▶ Problem to solve: Search the data for the word "this" and copy every line where it occurs.

################

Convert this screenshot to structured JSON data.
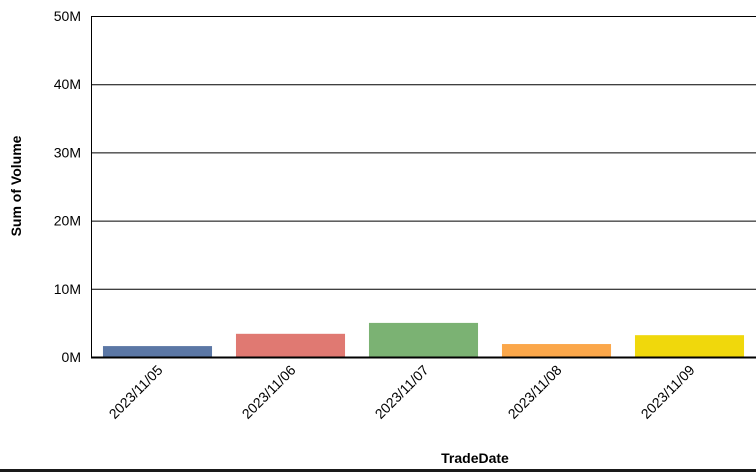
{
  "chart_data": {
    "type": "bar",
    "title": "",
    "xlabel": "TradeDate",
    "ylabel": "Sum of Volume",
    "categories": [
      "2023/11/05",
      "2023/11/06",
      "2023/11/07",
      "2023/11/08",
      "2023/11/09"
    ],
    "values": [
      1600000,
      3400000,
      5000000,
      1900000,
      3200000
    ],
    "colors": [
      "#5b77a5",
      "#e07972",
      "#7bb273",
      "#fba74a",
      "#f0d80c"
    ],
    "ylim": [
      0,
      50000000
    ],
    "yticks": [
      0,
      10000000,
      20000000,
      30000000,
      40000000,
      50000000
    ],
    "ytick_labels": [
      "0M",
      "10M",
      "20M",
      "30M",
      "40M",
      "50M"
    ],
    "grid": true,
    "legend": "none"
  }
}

################

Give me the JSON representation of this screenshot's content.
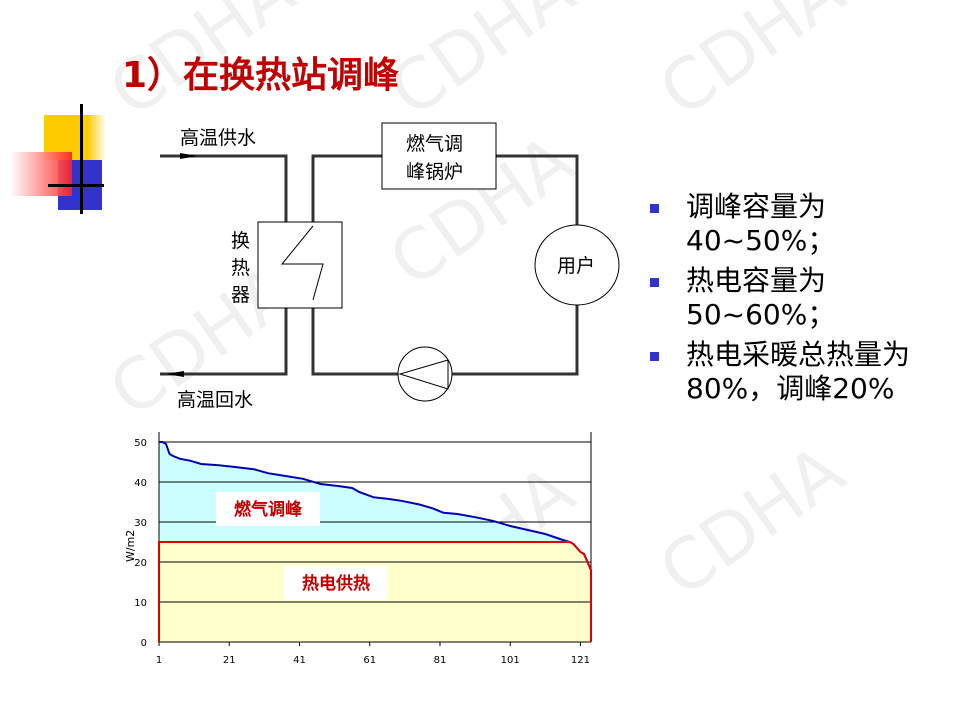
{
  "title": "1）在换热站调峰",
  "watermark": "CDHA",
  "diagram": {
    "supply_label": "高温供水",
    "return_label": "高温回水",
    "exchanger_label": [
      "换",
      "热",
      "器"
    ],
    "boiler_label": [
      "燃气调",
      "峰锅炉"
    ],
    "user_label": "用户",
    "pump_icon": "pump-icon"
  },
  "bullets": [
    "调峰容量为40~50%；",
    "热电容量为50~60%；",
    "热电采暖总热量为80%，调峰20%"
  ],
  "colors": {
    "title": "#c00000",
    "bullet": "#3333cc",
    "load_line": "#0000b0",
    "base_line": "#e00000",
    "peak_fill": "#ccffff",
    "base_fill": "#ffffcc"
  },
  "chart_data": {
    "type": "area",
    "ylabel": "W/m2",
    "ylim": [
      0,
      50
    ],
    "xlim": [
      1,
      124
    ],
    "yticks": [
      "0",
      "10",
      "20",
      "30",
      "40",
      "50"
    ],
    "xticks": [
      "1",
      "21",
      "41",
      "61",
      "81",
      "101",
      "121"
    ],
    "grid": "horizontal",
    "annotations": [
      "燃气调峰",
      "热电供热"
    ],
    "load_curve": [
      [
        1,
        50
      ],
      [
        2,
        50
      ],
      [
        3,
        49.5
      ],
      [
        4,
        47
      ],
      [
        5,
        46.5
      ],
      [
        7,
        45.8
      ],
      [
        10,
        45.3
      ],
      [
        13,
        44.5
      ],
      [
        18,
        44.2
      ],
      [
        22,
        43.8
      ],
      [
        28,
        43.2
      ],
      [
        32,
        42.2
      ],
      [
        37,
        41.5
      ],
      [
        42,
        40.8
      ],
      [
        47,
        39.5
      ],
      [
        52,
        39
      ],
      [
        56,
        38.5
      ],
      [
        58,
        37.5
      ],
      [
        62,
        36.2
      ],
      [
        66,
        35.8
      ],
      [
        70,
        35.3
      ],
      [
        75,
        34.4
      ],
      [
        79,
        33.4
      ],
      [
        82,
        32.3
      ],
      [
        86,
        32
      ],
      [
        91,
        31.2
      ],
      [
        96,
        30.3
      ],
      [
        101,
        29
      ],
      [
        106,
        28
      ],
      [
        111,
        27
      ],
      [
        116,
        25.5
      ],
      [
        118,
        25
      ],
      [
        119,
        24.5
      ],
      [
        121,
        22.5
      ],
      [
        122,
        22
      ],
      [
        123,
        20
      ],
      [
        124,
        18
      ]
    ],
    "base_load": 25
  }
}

################

▶ Final result:
Convert this screenshot to structured JSON data.
Give me the JSON representation of this screenshot's content.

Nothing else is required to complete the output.